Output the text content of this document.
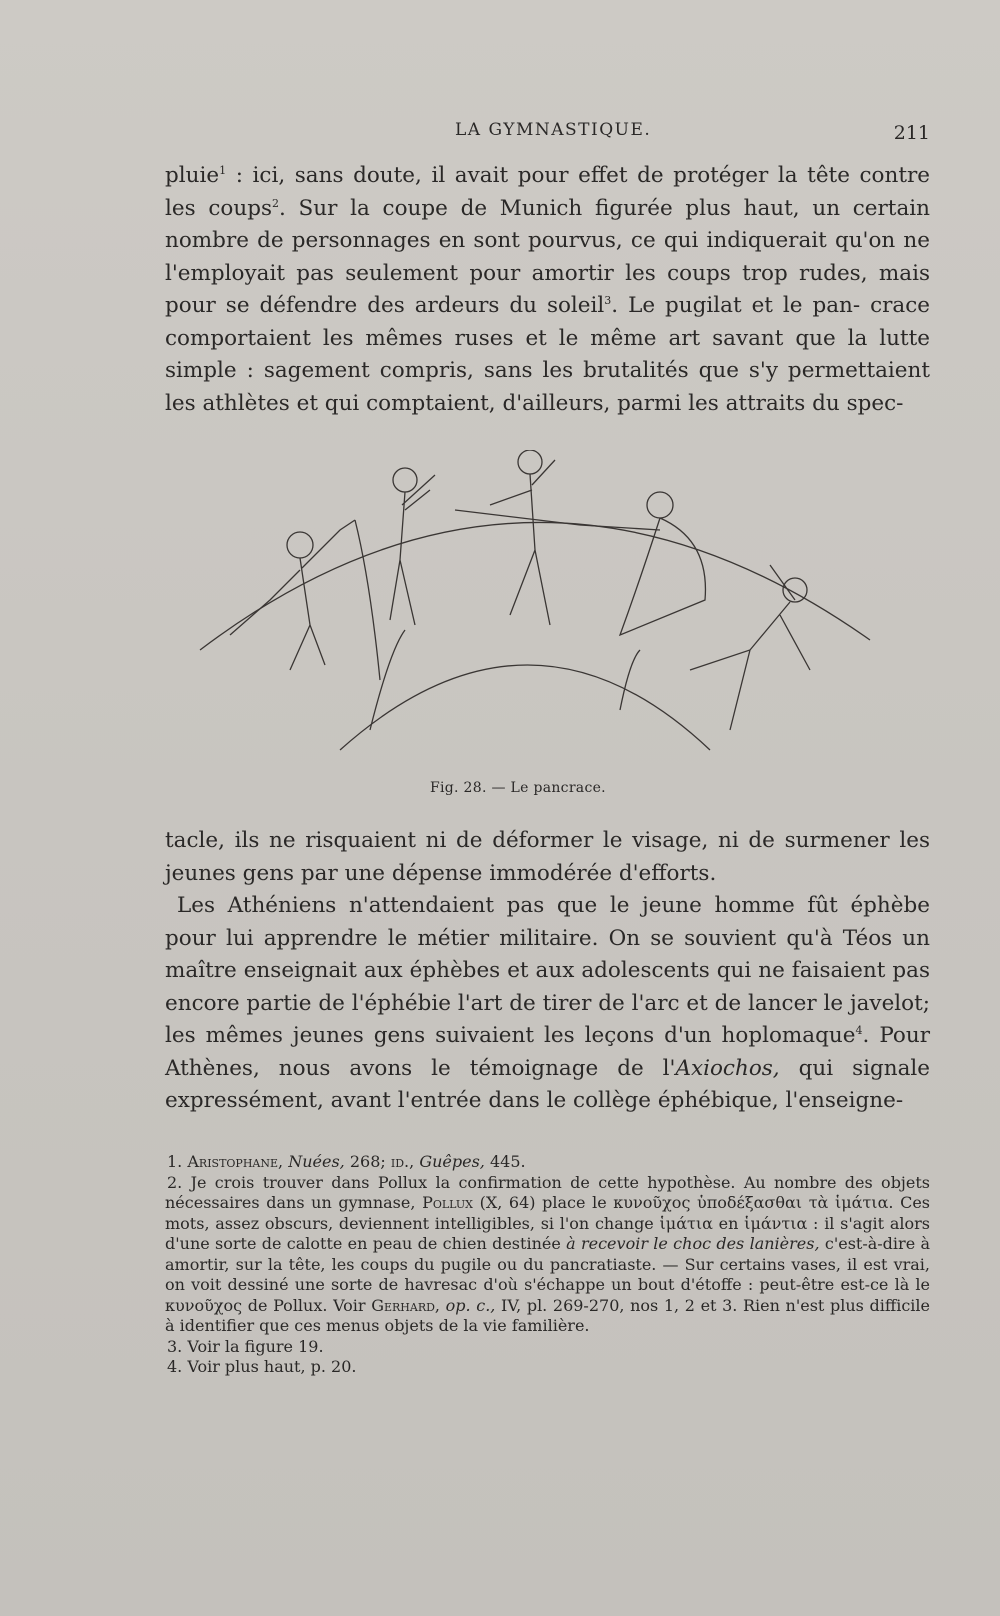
LA GYMNASTIQUE.	211

pluie$^1$ : ici, sans doute, il avait pour effet de protéger la tête contre les coups$^2$. Sur la coupe de Munich figurée plus haut, un certain nombre de personnages en sont pourvus, ce qui indiquerait qu'on ne l'employait pas seulement pour amortir les coups trop rudes, mais pour se défendre des ardeurs du soleil$^3$. Le pugilat et le pan- crace comportaient les mêmes ruses et le même art savant que la lutte simple : sagement compris, sans les brutalités que s'y permettaient les athlètes et qui comptaient, d'ailleurs, parmi les attraits du spec-

Fig. 28. — Le pancrace.

tacle, ils ne risquaient ni de déformer le visage, ni de surmener les jeunes gens par une dépense immodérée d'efforts.

Les Athéniens n'attendaient pas que le jeune homme fût éphèbe pour lui apprendre le métier militaire. On se souvient qu'à Téos un maître enseignait aux éphèbes et aux adolescents qui ne faisaient pas encore partie de l'éphébie l'art de tirer de l'arc et de lancer le javelot; les mêmes jeunes gens suivaient les leçons d'un hoplomaque$^4$. Pour Athènes, nous avons le témoignage de l'Axiochos, qui signale expressément, avant l'entrée dans le collège éphébique, l'enseigne-

1. Aristophane, Nuées, 268; id., Guêpes, 445.

2. Je crois trouver dans Pollux la confirmation de cette hypothèse. Au nombre des objets nécessaires dans un gymnase, Pollux (X, 64) place le κυνοῦχος ὑποδέξασθαι τὰ ἱμάτια. Ces mots, assez obscurs, deviennent intelligibles, si l'on change ἱμάτια en ἱμάντια : il s'agit alors d'une sorte de calotte en peau de chien destinée à recevoir le choc des lanières, c'est-à-dire à amortir, sur la tête, les coups du pugile ou du pancratiaste. — Sur certains vases, il est vrai, on voit dessiné une sorte de havresac d'où s'échappe un bout d'étoffe : peut-être est-ce là le κυνοῦχος de Pollux. Voir Gerhard, op. c., IV, pl. 269-270, nos 1, 2 et 3. Rien n'est plus difficile à identifier que ces menus objets de la vie familière.

3. Voir la figure 19.

4. Voir plus haut, p. 20.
==========
### Written exercise:
Find each line that has the word "pour", then copy it out.

### Task answer:
pluie$^1$ : ici, sans doute, il avait pour effet de protéger la tête contre les coups$^2$. Sur la coupe de Munich figurée plus haut, un certain nombre de personnages en sont pourvus, ce qui indiquerait qu'on ne l'employait pas seulement pour amortir les coups trop rudes, mais pour se défendre des ardeurs du soleil$^3$. Le pugilat et le pan- crace comportaient les mêmes ruses et le même art savant que la lutte simple : sagement compris, sans les brutalités que s'y permettaient les athlètes et qui comptaient, d'ailleurs, parmi les attraits du spec-
Les Athéniens n'attendaient pas que le jeune homme fût éphèbe pour lui apprendre le métier militaire. On se souvient qu'à Téos un maître enseignait aux éphèbes et aux adolescents qui ne faisaient pas encore partie de l'éphébie l'art de tirer de l'arc et de lancer le javelot; les mêmes jeunes gens suivaient les leçons d'un hoplomaque$^4$. Pour Athènes, nous avons le témoignage de l'Axiochos, qui signale expressément, avant l'entrée dans le collège éphébique, l'enseigne-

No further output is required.